═══ Data to process

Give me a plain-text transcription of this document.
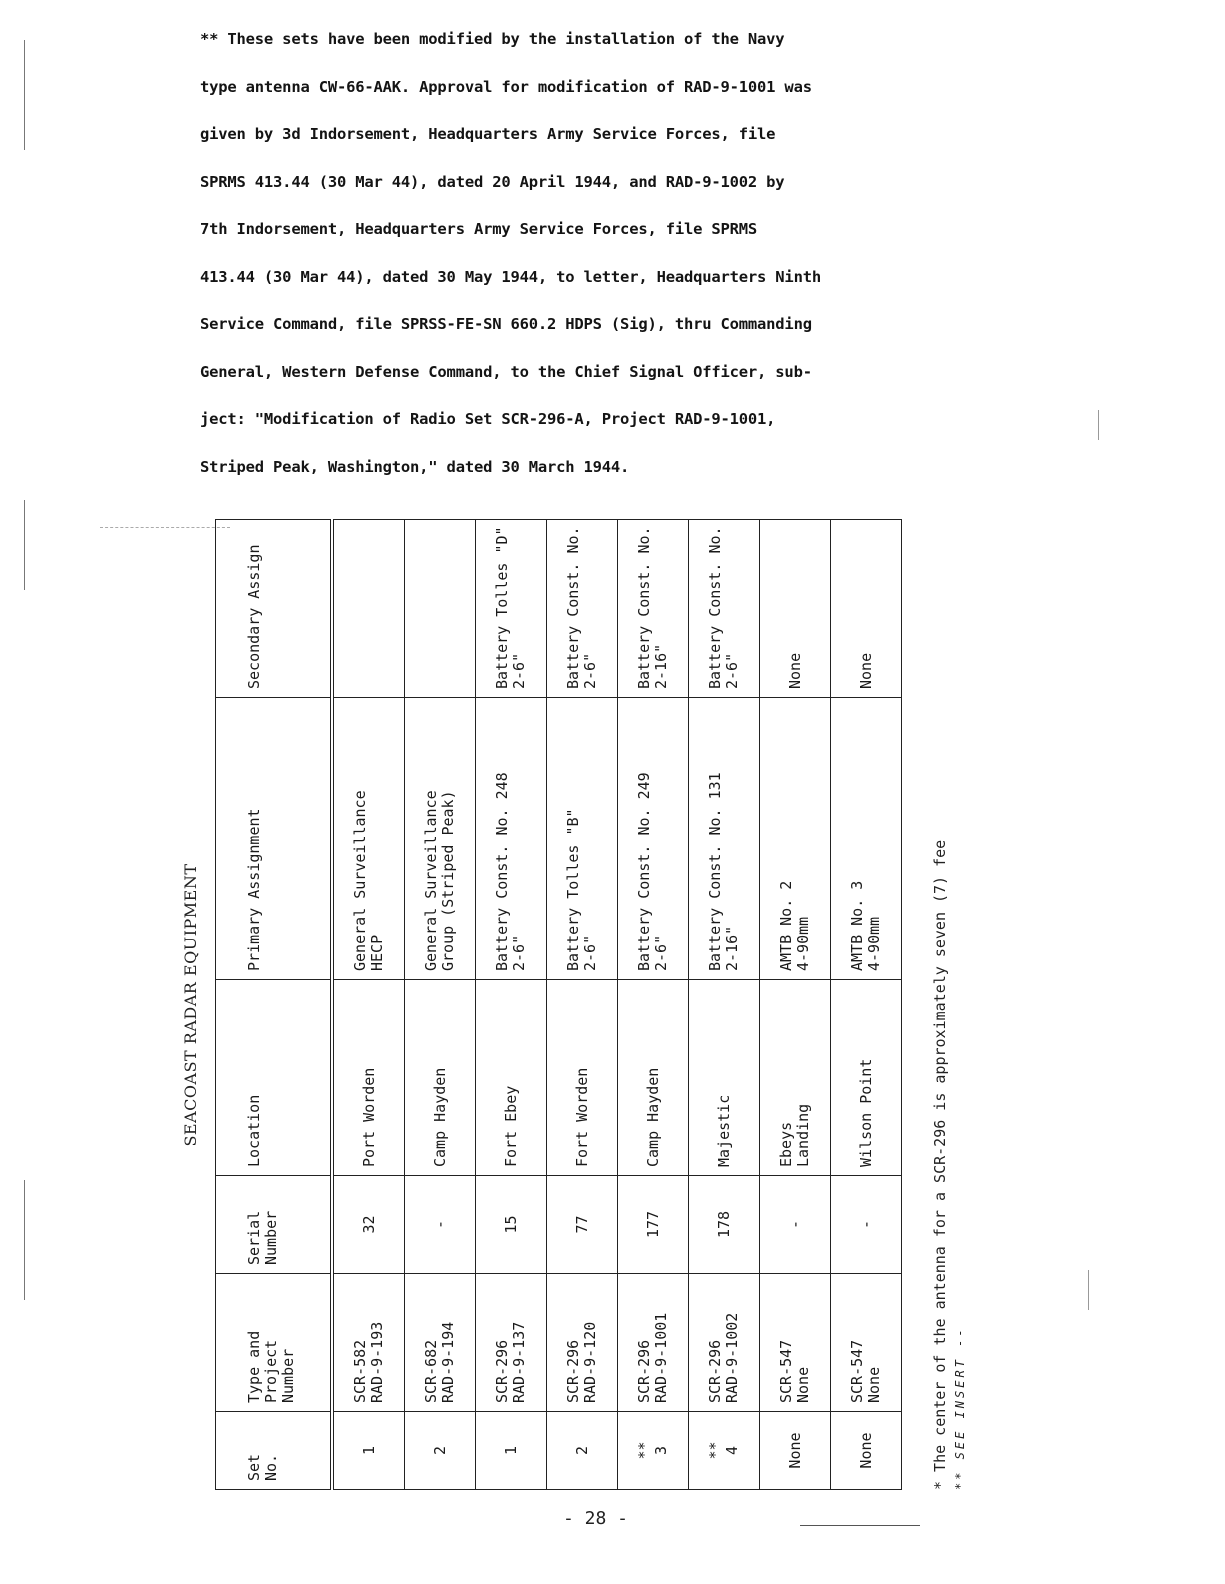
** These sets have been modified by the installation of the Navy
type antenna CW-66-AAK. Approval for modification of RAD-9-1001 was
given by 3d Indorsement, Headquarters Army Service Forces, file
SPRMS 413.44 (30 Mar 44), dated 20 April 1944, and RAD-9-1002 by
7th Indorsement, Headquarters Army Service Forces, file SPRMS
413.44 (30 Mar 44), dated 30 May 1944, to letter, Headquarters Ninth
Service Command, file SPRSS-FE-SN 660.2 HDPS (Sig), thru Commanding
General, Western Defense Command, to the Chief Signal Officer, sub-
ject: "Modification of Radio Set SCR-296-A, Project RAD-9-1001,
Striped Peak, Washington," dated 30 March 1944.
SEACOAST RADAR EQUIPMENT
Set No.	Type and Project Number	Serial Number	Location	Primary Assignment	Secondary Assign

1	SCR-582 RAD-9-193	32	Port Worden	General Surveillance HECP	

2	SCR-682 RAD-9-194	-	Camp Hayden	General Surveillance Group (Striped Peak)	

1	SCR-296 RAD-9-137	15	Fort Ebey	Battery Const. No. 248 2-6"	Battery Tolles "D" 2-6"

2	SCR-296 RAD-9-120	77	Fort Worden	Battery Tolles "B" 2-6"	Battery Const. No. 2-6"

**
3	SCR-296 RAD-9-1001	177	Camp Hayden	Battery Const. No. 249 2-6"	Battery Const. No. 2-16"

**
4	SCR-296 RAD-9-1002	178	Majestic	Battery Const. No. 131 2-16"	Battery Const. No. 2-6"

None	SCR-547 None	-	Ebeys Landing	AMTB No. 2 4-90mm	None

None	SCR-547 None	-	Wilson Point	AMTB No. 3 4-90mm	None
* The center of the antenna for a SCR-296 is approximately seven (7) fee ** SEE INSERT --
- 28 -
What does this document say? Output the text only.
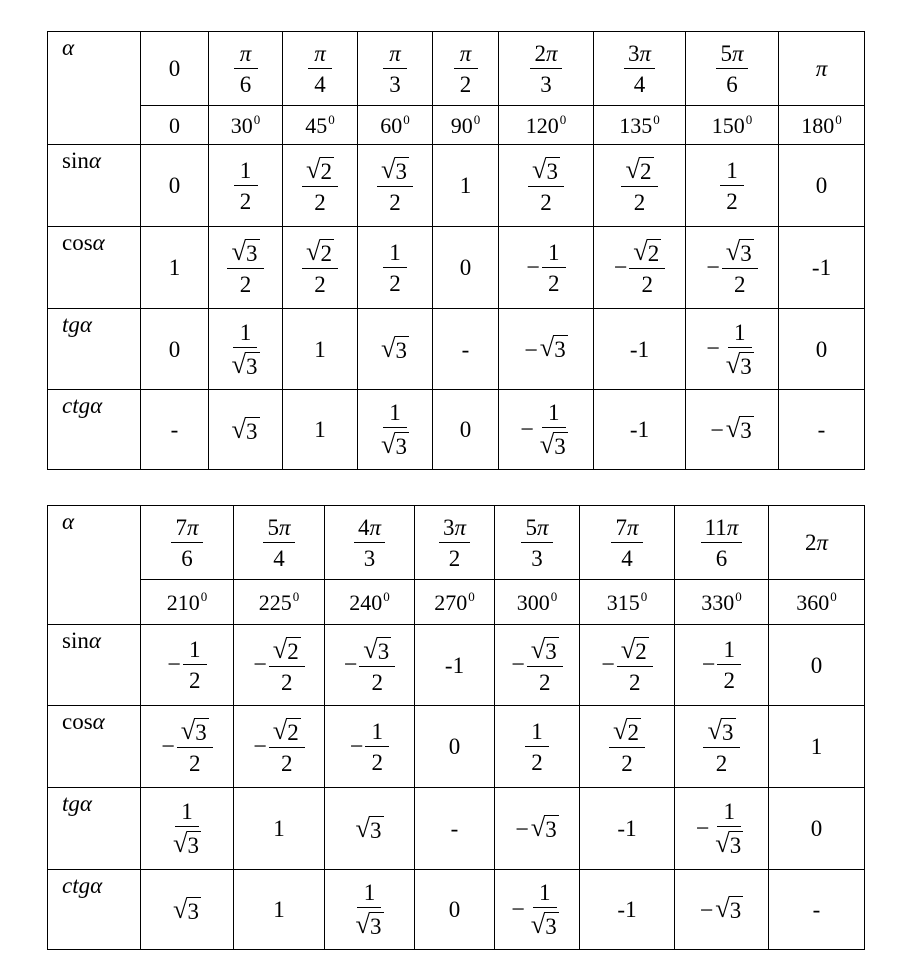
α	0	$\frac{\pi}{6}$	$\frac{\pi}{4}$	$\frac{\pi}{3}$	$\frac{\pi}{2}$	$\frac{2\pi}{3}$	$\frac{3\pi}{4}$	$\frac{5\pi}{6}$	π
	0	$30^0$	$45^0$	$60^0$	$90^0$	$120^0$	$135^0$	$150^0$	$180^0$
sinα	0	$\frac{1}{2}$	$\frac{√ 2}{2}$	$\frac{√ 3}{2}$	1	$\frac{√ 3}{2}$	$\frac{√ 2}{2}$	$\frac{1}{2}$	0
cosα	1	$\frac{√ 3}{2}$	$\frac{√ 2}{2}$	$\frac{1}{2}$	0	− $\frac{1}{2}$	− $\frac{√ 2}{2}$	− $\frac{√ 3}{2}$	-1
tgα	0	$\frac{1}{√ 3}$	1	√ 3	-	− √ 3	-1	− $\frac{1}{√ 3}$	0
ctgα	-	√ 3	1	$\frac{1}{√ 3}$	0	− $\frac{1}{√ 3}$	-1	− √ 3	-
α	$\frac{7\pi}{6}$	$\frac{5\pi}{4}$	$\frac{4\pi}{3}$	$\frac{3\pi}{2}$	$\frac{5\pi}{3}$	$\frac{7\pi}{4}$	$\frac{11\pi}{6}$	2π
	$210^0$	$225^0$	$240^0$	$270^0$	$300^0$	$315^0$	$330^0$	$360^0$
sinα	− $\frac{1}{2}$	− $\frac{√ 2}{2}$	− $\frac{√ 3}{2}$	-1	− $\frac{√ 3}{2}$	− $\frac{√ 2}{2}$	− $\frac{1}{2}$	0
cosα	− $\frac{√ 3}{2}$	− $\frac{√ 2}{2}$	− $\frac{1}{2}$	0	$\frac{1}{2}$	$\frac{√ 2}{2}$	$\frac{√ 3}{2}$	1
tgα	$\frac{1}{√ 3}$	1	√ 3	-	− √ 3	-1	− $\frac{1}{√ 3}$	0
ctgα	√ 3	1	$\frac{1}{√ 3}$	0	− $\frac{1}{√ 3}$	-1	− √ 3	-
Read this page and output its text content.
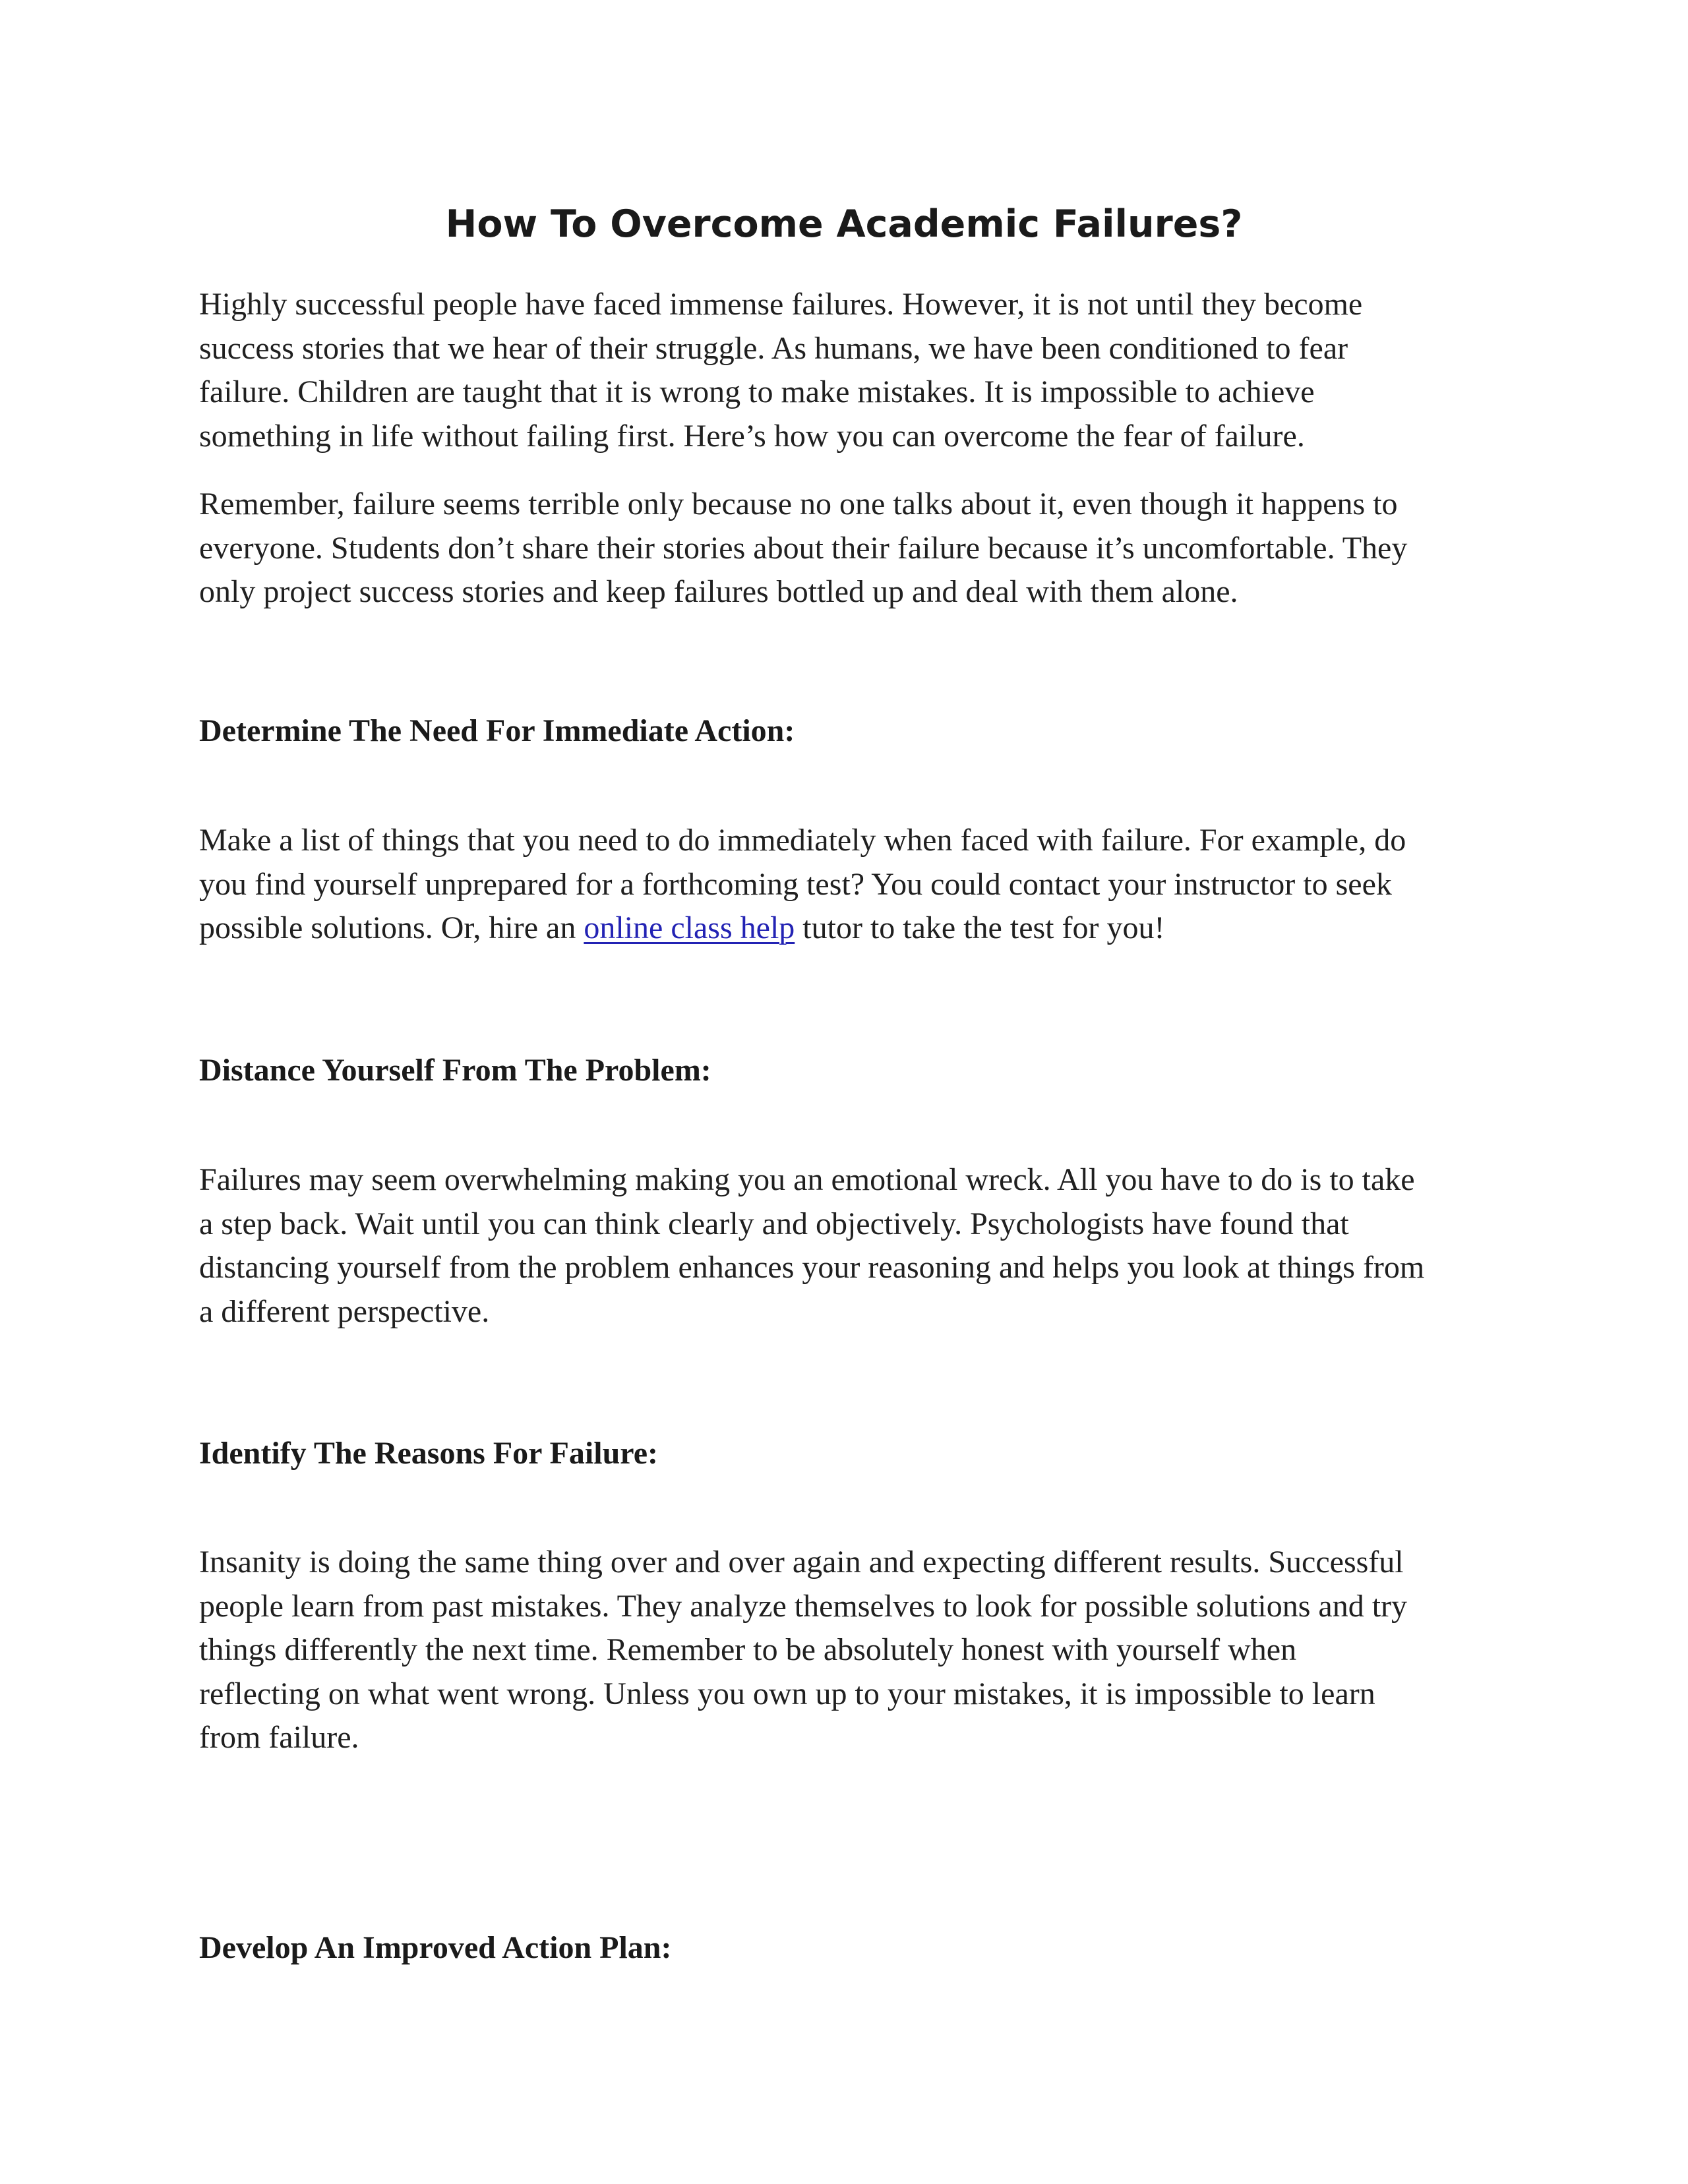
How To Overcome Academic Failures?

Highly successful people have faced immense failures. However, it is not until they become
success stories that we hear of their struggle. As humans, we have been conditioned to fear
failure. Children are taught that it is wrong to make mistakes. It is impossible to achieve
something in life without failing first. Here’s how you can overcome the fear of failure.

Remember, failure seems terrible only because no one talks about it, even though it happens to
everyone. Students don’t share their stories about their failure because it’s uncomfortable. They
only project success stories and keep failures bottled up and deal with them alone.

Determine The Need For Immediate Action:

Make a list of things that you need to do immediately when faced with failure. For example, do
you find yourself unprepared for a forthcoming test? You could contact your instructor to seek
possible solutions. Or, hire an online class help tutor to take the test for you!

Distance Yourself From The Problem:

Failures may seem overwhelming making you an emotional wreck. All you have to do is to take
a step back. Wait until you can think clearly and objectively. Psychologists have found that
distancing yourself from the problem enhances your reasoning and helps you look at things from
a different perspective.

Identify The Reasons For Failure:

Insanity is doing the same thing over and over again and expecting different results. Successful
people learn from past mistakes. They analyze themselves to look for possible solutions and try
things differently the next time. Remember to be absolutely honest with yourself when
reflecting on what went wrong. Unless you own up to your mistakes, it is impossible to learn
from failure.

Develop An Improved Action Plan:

══════

Aim of the exercise
Search the data for "cosα". Copy every line that has it.

Exercise output
cosα	1	$\frac{√ 3}{2}$	$\frac{√ 2}{2}$	$\frac{1}{2}$	0	− $\frac{1}{2}$	− $\frac{√ 2}{2}$	− $\frac{√ 3}{2}$	-1
cosα	− $\frac{√ 3}{2}$	− $\frac{√ 2}{2}$	− $\frac{1}{2}$	0	$\frac{1}{2}$	$\frac{√ 2}{2}$	$\frac{√ 3}{2}$	1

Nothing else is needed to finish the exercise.